What is being asked => Could you find each line of the data below that contains the word "metabolic" and copy those lines?

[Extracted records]
┄┄┄┄┄┄┄┄┄┄┄┄┄┄┄┄┄┄┄┄

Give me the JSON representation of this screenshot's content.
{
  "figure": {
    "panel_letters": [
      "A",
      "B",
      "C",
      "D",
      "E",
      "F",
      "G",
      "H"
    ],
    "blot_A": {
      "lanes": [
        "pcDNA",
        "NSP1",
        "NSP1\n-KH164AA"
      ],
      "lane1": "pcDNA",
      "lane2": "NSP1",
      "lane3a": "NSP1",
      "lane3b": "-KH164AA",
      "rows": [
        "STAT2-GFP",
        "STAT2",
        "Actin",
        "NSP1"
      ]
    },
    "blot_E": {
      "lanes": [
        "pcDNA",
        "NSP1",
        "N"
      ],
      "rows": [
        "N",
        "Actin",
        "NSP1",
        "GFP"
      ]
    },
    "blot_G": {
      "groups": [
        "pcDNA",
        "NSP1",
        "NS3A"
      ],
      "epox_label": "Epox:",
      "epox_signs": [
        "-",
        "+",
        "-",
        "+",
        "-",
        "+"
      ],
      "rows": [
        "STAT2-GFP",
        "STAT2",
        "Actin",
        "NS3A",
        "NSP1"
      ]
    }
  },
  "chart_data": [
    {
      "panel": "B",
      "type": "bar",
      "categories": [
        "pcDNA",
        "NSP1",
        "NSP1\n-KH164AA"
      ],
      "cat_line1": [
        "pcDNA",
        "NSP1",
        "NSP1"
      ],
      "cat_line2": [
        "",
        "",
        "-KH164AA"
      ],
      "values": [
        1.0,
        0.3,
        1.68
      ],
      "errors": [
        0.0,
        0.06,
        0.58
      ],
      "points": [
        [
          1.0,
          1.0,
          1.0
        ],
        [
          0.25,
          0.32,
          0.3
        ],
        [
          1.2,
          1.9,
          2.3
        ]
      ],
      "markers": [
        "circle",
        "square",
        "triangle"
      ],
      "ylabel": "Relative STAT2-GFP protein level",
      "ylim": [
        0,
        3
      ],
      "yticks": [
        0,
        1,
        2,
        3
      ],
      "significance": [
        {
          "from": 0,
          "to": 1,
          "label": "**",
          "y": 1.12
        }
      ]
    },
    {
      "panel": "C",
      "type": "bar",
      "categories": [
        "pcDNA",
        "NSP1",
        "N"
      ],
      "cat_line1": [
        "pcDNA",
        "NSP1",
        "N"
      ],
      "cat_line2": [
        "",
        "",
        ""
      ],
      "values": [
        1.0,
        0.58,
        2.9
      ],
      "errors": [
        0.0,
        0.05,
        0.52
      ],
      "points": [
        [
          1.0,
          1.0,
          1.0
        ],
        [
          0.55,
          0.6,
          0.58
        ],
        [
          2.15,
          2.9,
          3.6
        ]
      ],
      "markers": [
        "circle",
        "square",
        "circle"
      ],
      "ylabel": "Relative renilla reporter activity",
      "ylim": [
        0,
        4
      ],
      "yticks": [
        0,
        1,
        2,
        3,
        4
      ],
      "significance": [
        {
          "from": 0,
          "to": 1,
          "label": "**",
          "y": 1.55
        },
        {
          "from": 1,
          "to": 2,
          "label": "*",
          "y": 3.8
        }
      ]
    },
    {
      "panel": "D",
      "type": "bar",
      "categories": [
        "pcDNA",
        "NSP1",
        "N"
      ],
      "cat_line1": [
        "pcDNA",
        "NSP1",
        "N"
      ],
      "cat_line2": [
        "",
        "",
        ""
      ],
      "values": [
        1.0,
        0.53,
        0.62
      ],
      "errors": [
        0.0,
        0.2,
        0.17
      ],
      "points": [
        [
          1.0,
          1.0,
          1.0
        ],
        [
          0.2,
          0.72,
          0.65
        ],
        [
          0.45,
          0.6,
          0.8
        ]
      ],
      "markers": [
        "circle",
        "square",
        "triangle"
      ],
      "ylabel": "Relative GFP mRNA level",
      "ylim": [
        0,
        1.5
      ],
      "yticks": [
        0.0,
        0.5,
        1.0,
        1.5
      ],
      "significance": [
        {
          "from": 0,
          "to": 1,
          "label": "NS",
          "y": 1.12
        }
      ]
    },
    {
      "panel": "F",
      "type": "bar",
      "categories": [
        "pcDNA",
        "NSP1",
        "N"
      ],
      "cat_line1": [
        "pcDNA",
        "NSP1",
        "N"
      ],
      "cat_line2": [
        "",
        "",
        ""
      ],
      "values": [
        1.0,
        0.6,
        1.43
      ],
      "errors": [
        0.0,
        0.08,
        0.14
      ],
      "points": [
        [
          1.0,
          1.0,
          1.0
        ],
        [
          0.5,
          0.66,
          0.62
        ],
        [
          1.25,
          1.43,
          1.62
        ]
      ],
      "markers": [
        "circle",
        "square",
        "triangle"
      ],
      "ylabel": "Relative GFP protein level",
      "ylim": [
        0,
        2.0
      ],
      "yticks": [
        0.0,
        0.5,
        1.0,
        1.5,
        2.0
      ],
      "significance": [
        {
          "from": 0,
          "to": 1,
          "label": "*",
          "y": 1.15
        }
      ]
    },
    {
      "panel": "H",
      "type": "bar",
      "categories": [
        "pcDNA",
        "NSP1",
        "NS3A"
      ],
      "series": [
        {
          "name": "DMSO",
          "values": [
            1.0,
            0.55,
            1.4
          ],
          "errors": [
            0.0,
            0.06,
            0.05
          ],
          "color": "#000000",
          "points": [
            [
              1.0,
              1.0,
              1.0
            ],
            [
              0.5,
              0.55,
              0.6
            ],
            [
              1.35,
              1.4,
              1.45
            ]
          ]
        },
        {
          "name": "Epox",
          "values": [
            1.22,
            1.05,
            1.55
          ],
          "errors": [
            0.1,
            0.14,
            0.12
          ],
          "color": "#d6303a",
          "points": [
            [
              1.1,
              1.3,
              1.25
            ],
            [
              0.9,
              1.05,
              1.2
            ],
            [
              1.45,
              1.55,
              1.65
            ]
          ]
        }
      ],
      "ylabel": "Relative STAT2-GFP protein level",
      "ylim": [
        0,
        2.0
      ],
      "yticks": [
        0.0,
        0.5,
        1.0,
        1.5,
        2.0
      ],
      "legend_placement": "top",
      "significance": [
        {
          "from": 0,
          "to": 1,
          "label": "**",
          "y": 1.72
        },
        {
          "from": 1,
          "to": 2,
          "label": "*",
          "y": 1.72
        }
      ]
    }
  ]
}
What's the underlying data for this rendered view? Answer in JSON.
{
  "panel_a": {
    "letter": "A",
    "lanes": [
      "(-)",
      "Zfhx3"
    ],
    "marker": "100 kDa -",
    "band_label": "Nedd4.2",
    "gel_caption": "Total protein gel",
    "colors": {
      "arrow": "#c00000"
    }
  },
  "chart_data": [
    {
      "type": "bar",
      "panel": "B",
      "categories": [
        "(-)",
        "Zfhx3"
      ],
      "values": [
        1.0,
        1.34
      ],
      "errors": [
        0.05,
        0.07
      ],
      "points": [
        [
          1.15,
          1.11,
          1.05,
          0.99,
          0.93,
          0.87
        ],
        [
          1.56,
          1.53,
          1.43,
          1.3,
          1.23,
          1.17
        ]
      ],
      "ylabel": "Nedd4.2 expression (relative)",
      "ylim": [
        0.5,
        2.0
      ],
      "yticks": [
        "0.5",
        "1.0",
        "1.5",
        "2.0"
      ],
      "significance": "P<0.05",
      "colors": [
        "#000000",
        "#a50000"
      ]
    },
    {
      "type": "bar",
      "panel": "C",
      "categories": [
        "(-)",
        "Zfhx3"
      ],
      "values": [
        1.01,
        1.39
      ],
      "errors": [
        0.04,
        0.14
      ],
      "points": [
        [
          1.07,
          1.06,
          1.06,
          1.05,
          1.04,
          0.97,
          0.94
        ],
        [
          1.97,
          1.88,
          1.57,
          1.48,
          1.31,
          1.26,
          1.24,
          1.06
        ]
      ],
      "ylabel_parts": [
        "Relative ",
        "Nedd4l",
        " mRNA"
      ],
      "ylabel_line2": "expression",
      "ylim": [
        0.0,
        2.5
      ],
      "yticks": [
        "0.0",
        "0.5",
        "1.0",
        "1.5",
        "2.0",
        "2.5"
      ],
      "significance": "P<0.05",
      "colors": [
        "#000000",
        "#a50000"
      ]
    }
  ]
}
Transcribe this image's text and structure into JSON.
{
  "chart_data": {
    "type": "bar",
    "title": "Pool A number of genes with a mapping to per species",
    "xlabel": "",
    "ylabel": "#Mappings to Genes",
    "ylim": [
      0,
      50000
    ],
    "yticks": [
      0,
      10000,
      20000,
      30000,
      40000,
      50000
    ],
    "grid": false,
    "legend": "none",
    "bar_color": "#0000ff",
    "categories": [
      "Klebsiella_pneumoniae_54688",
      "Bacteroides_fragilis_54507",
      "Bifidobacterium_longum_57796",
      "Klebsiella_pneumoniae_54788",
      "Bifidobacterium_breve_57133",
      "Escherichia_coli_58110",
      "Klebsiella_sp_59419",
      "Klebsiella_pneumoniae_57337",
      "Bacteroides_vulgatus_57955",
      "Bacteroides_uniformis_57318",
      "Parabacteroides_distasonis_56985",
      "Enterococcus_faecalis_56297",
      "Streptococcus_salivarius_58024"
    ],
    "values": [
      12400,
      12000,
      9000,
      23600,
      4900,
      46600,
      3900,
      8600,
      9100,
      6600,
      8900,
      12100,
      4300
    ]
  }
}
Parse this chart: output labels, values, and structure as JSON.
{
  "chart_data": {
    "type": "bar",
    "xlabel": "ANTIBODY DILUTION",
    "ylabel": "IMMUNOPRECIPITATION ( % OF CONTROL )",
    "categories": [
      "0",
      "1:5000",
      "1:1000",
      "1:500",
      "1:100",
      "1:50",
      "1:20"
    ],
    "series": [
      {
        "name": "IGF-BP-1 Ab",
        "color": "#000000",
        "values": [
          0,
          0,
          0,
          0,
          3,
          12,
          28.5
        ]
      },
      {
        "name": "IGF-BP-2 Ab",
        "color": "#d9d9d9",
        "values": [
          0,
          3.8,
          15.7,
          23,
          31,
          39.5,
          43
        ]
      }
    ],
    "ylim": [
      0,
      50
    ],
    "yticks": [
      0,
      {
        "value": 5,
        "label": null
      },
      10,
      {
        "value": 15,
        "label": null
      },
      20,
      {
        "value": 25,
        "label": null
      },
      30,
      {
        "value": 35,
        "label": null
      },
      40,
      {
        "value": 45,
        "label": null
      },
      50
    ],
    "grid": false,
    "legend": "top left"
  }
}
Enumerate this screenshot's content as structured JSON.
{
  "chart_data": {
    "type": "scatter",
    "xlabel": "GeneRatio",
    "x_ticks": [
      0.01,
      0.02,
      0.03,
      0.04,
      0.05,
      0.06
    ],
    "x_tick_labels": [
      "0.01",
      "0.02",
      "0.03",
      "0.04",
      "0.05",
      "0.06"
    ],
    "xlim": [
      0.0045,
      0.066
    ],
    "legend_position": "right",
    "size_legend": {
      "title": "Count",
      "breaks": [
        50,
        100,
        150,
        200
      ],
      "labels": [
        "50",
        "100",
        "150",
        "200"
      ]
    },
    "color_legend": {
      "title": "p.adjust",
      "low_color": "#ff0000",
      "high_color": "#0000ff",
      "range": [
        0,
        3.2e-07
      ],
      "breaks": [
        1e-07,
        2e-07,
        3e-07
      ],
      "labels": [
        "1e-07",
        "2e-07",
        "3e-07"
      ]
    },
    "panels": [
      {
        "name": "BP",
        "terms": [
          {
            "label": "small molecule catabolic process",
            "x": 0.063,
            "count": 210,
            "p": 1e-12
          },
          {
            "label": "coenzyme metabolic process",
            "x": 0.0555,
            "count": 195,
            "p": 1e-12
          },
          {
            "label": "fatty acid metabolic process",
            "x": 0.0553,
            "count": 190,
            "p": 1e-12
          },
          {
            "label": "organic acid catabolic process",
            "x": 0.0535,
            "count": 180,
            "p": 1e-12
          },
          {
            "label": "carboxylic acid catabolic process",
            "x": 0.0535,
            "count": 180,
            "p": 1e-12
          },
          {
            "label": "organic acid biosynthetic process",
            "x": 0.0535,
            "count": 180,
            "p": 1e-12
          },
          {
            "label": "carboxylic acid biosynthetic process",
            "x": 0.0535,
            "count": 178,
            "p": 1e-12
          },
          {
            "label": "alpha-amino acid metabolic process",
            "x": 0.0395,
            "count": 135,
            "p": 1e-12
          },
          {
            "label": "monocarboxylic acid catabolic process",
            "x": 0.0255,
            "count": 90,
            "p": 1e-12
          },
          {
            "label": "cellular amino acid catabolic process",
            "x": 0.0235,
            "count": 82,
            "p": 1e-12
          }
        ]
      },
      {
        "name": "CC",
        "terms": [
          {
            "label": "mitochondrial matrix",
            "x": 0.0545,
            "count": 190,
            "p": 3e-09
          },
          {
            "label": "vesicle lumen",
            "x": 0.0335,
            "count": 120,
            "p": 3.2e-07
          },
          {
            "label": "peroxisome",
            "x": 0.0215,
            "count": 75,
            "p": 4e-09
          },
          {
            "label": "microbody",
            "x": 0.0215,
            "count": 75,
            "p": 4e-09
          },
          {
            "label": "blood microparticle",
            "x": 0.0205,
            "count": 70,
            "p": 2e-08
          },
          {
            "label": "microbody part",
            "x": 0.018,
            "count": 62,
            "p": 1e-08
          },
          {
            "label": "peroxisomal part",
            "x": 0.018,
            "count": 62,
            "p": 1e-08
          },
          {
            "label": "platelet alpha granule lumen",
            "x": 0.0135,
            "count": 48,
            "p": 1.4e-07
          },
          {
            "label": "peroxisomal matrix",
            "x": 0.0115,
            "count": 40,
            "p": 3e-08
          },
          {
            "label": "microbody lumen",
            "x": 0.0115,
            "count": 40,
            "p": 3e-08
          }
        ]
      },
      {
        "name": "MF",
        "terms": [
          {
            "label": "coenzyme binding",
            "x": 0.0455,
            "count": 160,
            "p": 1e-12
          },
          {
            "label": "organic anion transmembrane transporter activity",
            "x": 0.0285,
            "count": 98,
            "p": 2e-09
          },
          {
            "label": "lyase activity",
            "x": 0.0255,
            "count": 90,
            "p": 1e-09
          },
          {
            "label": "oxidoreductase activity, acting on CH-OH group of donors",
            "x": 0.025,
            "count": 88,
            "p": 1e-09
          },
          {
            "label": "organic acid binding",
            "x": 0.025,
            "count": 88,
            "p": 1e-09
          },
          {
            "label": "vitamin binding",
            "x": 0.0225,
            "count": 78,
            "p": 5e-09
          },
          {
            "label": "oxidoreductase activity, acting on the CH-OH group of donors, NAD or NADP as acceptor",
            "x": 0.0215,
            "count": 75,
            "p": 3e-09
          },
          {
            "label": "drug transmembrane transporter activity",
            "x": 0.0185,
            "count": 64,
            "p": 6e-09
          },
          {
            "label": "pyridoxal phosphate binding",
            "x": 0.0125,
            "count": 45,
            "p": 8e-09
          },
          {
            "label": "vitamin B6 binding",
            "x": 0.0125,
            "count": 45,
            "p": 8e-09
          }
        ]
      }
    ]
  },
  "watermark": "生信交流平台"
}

┄┄┄┄┄┄┄┄┄┄┄┄┄┄┄┄┄┄┄┄

Written response =>
            "label": "coenzyme metabolic process",
            "label": "fatty acid metabolic process",
            "label": "alpha-amino acid metabolic process",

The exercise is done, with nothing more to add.